Goal
Reproduce all the entries precisely.

Collected data entries:
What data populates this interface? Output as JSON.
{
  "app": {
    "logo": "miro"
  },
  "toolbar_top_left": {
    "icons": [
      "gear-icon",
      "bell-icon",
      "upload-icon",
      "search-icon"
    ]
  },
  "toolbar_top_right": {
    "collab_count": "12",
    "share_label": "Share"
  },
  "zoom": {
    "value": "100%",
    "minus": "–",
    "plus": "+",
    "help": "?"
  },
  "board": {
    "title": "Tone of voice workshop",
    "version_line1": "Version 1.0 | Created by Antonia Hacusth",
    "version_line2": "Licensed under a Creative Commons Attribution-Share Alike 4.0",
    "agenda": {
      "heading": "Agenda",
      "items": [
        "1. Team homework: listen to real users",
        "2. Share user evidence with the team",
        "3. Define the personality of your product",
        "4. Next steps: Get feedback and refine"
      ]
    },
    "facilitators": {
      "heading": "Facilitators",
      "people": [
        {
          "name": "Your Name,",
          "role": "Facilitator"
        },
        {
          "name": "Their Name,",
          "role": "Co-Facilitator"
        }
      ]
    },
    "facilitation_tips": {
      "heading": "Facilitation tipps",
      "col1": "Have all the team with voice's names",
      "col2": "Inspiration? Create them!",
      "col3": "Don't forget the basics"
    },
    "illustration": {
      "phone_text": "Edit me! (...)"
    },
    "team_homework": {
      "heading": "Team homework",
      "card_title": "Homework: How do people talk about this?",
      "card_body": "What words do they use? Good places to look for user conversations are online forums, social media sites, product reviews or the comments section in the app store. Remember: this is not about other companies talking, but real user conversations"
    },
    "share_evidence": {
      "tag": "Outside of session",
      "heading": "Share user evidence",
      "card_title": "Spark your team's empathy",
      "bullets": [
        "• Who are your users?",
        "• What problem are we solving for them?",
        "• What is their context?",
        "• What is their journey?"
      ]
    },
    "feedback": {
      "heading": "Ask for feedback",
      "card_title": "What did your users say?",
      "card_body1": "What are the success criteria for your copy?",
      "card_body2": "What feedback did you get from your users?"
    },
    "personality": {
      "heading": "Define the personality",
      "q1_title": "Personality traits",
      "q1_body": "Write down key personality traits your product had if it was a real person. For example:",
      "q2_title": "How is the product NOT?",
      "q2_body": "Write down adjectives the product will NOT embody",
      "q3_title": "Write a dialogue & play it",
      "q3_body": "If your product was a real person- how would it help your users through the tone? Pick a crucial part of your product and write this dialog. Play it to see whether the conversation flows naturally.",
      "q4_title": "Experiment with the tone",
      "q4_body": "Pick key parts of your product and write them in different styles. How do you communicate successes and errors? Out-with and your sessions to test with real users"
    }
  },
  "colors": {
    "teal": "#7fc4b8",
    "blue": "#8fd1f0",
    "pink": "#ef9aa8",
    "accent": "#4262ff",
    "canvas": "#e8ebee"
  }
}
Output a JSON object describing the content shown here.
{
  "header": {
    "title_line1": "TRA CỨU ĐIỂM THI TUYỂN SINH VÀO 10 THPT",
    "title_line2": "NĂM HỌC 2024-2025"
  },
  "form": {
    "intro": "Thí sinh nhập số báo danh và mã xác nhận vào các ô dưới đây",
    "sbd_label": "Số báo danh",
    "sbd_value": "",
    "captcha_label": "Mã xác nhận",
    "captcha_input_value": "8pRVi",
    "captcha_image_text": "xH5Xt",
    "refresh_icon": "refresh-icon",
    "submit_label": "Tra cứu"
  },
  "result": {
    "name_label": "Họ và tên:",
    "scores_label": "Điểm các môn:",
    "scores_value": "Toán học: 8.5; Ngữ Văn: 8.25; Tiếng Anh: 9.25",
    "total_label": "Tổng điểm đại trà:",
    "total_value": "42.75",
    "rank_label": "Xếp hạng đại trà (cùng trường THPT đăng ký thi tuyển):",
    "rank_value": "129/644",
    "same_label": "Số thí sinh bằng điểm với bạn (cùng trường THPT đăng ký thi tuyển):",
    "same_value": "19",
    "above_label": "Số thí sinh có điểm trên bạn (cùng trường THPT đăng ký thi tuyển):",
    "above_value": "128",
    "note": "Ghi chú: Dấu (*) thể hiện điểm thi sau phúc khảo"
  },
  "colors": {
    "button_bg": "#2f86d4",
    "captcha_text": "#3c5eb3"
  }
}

Answer below
What data populates this interface? Output as JSON.
{
  "app": {
    "logo": "miro"
  },
  "toolbar_top_left": {
    "icons": [
      "gear-icon",
      "bell-icon",
      "upload-icon",
      "search-icon"
    ]
  },
  "toolbar_top_right": {
    "collab_count": "12",
    "share_label": "Share"
  },
  "zoom": {
    "value": "100%",
    "minus": "–",
    "plus": "+",
    "help": "?"
  },
  "board": {
    "title": "Tone of voice workshop",
    "version_line1": "Version 1.0 | Created by Antonia Hacusth",
    "version_line2": "Licensed under a Creative Commons Attribution-Share Alike 4.0",
    "agenda": {
      "heading": "Agenda",
      "items": [
        "1. Team homework: listen to real users",
        "2. Share user evidence with the team",
        "3. Define the personality of your product",
        "4. Next steps: Get feedback and refine"
      ]
    },
    "facilitators": {
      "heading": "Facilitators",
      "people": [
        {
          "name": "Your Name,",
          "role": "Facilitator"
        },
        {
          "name": "Their Name,",
          "role": "Co-Facilitator"
        }
      ]
    },
    "facilitation_tips": {
      "heading": "Facilitation tipps",
      "col1": "Have all the team with voice's names",
      "col2": "Inspiration? Create them!",
      "col3": "Don't forget the basics"
    },
    "illustration": {
      "phone_text": "Edit me! (...)"
    },
    "team_homework": {
      "heading": "Team homework",
      "card_title": "Homework: How do people talk about this?",
      "card_body": "What words do they use? Good places to look for user conversations are online forums, social media sites, product reviews or the comments section in the app store. Remember: this is not about other companies talking, but real user conversations"
    },
    "share_evidence": {
      "tag": "Outside of session",
      "heading": "Share user evidence",
      "card_title": "Spark your team's empathy",
      "bullets": [
        "• Who are your users?",
        "• What problem are we solving for them?",
        "• What is their context?",
        "• What is their journey?"
      ]
    },
    "feedback": {
      "heading": "Ask for feedback",
      "card_title": "What did your users say?",
      "card_body1": "What are the success criteria for your copy?",
      "card_body2": "What feedback did you get from your users?"
    },
    "personality": {
      "heading": "Define the personality",
      "q1_title": "Personality traits",
      "q1_body": "Write down key personality traits your product had if it was a real person. For example:",
      "q2_title": "How is the product NOT?",
      "q2_body": "Write down adjectives the product will NOT embody",
      "q3_title": "Write a dialogue & play it",
      "q3_body": "If your product was a real person- how would it help your users through the tone? Pick a crucial part of your product and write this dialog. Play it to see whether the conversation flows naturally.",
      "q4_title": "Experiment with the tone",
      "q4_body": "Pick key parts of your product and write them in different styles. How do you communicate successes and errors? Out-with and your sessions to test with real users"
    }
  },
  "colors": {
    "teal": "#7fc4b8",
    "blue": "#8fd1f0",
    "pink": "#ef9aa8",
    "accent": "#4262ff",
    "canvas": "#e8ebee"
  }
}
Output a JSON object describing the content shown here.
{
  "header": {
    "title_line1": "TRA CỨU ĐIỂM THI TUYỂN SINH VÀO 10 THPT",
    "title_line2": "NĂM HỌC 2024-2025"
  },
  "form": {
    "intro": "Thí sinh nhập số báo danh và mã xác nhận vào các ô dưới đây",
    "sbd_label": "Số báo danh",
    "sbd_value": "",
    "captcha_label": "Mã xác nhận",
    "captcha_input_value": "8pRVi",
    "captcha_image_text": "xH5Xt",
    "refresh_icon": "refresh-icon",
    "submit_label": "Tra cứu"
  },
  "result": {
    "name_label": "Họ và tên:",
    "scores_label": "Điểm các môn:",
    "scores_value": "Toán học: 8.5; Ngữ Văn: 8.25; Tiếng Anh: 9.25",
    "total_label": "Tổng điểm đại trà:",
    "total_value": "42.75",
    "rank_label": "Xếp hạng đại trà (cùng trường THPT đăng ký thi tuyển):",
    "rank_value": "129/644",
    "same_label": "Số thí sinh bằng điểm với bạn (cùng trường THPT đăng ký thi tuyển):",
    "same_value": "19",
    "above_label": "Số thí sinh có điểm trên bạn (cùng trường THPT đăng ký thi tuyển):",
    "above_value": "128",
    "note": "Ghi chú: Dấu (*) thể hiện điểm thi sau phúc khảo"
  },
  "colors": {
    "button_bg": "#2f86d4",
    "captcha_text": "#3c5eb3"
  }
}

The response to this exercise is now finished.